** Begin Data for this exercise **

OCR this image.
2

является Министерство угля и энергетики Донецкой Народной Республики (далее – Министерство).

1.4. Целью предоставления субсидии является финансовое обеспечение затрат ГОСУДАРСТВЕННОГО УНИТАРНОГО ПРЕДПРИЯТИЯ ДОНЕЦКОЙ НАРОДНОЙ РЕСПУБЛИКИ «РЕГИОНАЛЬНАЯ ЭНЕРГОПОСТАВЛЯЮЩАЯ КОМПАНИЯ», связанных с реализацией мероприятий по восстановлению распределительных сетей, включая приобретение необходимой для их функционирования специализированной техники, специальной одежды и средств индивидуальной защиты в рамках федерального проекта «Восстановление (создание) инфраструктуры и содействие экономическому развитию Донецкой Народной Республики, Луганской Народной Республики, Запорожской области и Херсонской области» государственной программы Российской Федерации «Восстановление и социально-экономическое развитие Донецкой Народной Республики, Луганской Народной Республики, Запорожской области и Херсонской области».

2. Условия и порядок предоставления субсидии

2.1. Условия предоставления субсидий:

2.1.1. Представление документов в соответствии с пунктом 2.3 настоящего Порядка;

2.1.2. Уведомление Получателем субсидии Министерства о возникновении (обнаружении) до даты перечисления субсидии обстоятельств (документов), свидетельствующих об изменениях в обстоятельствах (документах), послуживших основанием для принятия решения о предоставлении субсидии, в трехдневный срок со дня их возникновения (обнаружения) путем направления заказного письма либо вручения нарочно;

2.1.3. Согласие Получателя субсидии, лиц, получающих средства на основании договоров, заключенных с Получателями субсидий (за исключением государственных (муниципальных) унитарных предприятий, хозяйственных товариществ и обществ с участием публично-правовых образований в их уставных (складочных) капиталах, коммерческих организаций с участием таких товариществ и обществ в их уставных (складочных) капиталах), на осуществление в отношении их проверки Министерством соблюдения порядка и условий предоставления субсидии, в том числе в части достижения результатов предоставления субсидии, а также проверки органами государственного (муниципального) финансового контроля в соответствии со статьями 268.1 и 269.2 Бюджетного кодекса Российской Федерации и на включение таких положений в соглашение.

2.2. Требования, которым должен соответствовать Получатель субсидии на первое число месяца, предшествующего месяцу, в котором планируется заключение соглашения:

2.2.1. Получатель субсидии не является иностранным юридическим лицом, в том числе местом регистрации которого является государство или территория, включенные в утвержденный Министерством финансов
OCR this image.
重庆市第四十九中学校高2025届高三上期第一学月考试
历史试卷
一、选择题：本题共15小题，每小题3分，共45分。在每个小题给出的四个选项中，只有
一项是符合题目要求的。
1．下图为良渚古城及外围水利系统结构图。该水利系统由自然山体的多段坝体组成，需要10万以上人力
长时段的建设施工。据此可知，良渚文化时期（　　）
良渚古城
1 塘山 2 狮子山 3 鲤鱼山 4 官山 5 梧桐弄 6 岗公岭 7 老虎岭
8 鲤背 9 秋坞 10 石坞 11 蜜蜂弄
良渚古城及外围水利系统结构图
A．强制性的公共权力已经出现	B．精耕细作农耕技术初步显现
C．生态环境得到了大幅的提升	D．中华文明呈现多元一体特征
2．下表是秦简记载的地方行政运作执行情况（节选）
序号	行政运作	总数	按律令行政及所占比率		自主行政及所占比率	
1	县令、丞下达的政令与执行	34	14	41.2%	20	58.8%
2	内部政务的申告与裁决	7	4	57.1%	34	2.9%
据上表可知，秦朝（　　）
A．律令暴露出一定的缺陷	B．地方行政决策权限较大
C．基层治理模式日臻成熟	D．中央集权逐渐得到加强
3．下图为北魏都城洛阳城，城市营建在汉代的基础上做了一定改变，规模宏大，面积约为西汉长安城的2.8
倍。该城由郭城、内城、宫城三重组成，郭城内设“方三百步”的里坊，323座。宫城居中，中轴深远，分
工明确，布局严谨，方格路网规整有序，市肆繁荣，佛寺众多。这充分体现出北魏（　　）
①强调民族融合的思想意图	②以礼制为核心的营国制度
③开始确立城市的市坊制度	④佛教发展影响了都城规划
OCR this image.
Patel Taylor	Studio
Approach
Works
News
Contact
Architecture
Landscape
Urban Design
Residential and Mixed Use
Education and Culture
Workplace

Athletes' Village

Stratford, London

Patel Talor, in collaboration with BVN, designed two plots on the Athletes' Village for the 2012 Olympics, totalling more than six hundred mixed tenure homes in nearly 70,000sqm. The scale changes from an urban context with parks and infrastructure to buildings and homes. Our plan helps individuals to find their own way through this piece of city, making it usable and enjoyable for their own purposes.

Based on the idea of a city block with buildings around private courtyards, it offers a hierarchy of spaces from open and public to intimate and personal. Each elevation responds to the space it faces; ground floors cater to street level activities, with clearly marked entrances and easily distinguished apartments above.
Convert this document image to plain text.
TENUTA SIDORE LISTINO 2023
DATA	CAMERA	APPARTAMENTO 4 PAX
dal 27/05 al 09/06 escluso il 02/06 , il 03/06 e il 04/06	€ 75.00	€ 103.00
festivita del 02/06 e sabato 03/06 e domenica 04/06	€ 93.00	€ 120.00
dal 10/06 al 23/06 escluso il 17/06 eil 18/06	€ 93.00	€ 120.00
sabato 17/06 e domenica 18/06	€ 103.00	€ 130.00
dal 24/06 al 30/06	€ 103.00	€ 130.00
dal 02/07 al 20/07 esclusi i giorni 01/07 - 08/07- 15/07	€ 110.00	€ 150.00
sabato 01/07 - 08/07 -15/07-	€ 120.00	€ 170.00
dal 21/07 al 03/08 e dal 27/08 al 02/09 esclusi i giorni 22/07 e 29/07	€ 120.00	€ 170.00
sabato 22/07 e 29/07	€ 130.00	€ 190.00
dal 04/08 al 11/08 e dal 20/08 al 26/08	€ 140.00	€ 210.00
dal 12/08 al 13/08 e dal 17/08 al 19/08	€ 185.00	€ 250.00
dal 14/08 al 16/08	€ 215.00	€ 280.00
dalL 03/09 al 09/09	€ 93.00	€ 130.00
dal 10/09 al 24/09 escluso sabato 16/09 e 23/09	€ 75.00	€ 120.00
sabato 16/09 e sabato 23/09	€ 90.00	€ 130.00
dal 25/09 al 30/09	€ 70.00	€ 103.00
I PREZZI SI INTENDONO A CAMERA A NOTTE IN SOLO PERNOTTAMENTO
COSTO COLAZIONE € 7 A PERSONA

** End Data for this exercise **

» **Given instruction**
Every record above should be copied exactly.

» **Expected answer**
OCR this image.
2

является Министерство угля и энергетики Донецкой Народной Республики (далее – Министерство).

1.4. Целью предоставления субсидии является финансовое обеспечение затрат ГОСУДАРСТВЕННОГО УНИТАРНОГО ПРЕДПРИЯТИЯ ДОНЕЦКОЙ НАРОДНОЙ РЕСПУБЛИКИ «РЕГИОНАЛЬНАЯ ЭНЕРГОПОСТАВЛЯЮЩАЯ КОМПАНИЯ», связанных с реализацией мероприятий по восстановлению распределительных сетей, включая приобретение необходимой для их функционирования специализированной техники, специальной одежды и средств индивидуальной защиты в рамках федерального проекта «Восстановление (создание) инфраструктуры и содействие экономическому развитию Донецкой Народной Республики, Луганской Народной Республики, Запорожской области и Херсонской области» государственной программы Российской Федерации «Восстановление и социально-экономическое развитие Донецкой Народной Республики, Луганской Народной Республики, Запорожской области и Херсонской области».

2. Условия и порядок предоставления субсидии

2.1. Условия предоставления субсидий:

2.1.1. Представление документов в соответствии с пунктом 2.3 настоящего Порядка;

2.1.2. Уведомление Получателем субсидии Министерства о возникновении (обнаружении) до даты перечисления субсидии обстоятельств (документов), свидетельствующих об изменениях в обстоятельствах (документах), послуживших основанием для принятия решения о предоставлении субсидии, в трехдневный срок со дня их возникновения (обнаружения) путем направления заказного письма либо вручения нарочно;

2.1.3. Согласие Получателя субсидии, лиц, получающих средства на основании договоров, заключенных с Получателями субсидий (за исключением государственных (муниципальных) унитарных предприятий, хозяйственных товариществ и обществ с участием публично-правовых образований в их уставных (складочных) капиталах, коммерческих организаций с участием таких товариществ и обществ в их уставных (складочных) капиталах), на осуществление в отношении их проверки Министерством соблюдения порядка и условий предоставления субсидии, в том числе в части достижения результатов предоставления субсидии, а также проверки органами государственного (муниципального) финансового контроля в соответствии со статьями 268.1 и 269.2 Бюджетного кодекса Российской Федерации и на включение таких положений в соглашение.

2.2. Требования, которым должен соответствовать Получатель субсидии на первое число месяца, предшествующего месяцу, в котором планируется заключение соглашения:

2.2.1. Получатель субсидии не является иностранным юридическим лицом, в том числе местом регистрации которого является государство или территория, включенные в утвержденный Министерством финансов
OCR this image.
重庆市第四十九中学校高2025届高三上期第一学月考试
历史试卷
一、选择题：本题共15小题，每小题3分，共45分。在每个小题给出的四个选项中，只有
一项是符合题目要求的。
1．下图为良渚古城及外围水利系统结构图。该水利系统由自然山体的多段坝体组成，需要10万以上人力
长时段的建设施工。据此可知，良渚文化时期（　　）
良渚古城
1 塘山 2 狮子山 3 鲤鱼山 4 官山 5 梧桐弄 6 岗公岭 7 老虎岭
8 鲤背 9 秋坞 10 石坞 11 蜜蜂弄
良渚古城及外围水利系统结构图
A．强制性的公共权力已经出现	B．精耕细作农耕技术初步显现
C．生态环境得到了大幅的提升	D．中华文明呈现多元一体特征
2．下表是秦简记载的地方行政运作执行情况（节选）
序号	行政运作	总数	按律令行政及所占比率		自主行政及所占比率	
1	县令、丞下达的政令与执行	34	14	41.2%	20	58.8%
2	内部政务的申告与裁决	7	4	57.1%	34	2.9%
据上表可知，秦朝（　　）
A．律令暴露出一定的缺陷	B．地方行政决策权限较大
C．基层治理模式日臻成熟	D．中央集权逐渐得到加强
3．下图为北魏都城洛阳城，城市营建在汉代的基础上做了一定改变，规模宏大，面积约为西汉长安城的2.8
倍。该城由郭城、内城、宫城三重组成，郭城内设“方三百步”的里坊，323座。宫城居中，中轴深远，分
工明确，布局严谨，方格路网规整有序，市肆繁荣，佛寺众多。这充分体现出北魏（　　）
①强调民族融合的思想意图	②以礼制为核心的营国制度
③开始确立城市的市坊制度	④佛教发展影响了都城规划
OCR this image.
Patel Taylor	Studio
Approach
Works
News
Contact
Architecture
Landscape
Urban Design
Residential and Mixed Use
Education and Culture
Workplace

Athletes' Village

Stratford, London

Patel Talor, in collaboration with BVN, designed two plots on the Athletes' Village for the 2012 Olympics, totalling more than six hundred mixed tenure homes in nearly 70,000sqm. The scale changes from an urban context with parks and infrastructure to buildings and homes. Our plan helps individuals to find their own way through this piece of city, making it usable and enjoyable for their own purposes.

Based on the idea of a city block with buildings around private courtyards, it offers a hierarchy of spaces from open and public to intimate and personal. Each elevation responds to the space it faces; ground floors cater to street level activities, with clearly marked entrances and easily distinguished apartments above.
Convert this document image to plain text.
TENUTA SIDORE LISTINO 2023
DATA	CAMERA	APPARTAMENTO 4 PAX
dal 27/05 al 09/06 escluso il 02/06 , il 03/06 e il 04/06	€ 75.00	€ 103.00
festivita del 02/06 e sabato 03/06 e domenica 04/06	€ 93.00	€ 120.00
dal 10/06 al 23/06 escluso il 17/06 eil 18/06	€ 93.00	€ 120.00
sabato 17/06 e domenica 18/06	€ 103.00	€ 130.00
dal 24/06 al 30/06	€ 103.00	€ 130.00
dal 02/07 al 20/07 esclusi i giorni 01/07 - 08/07- 15/07	€ 110.00	€ 150.00
sabato 01/07 - 08/07 -15/07-	€ 120.00	€ 170.00
dal 21/07 al 03/08 e dal 27/08 al 02/09 esclusi i giorni 22/07 e 29/07	€ 120.00	€ 170.00
sabato 22/07 e 29/07	€ 130.00	€ 190.00
dal 04/08 al 11/08 e dal 20/08 al 26/08	€ 140.00	€ 210.00
dal 12/08 al 13/08 e dal 17/08 al 19/08	€ 185.00	€ 250.00
dal 14/08 al 16/08	€ 215.00	€ 280.00
dalL 03/09 al 09/09	€ 93.00	€ 130.00
dal 10/09 al 24/09 escluso sabato 16/09 e 23/09	€ 75.00	€ 120.00
sabato 16/09 e sabato 23/09	€ 90.00	€ 130.00
dal 25/09 al 30/09	€ 70.00	€ 103.00
I PREZZI SI INTENDONO A CAMERA A NOTTE IN SOLO PERNOTTAMENTO
COSTO COLAZIONE € 7 A PERSONA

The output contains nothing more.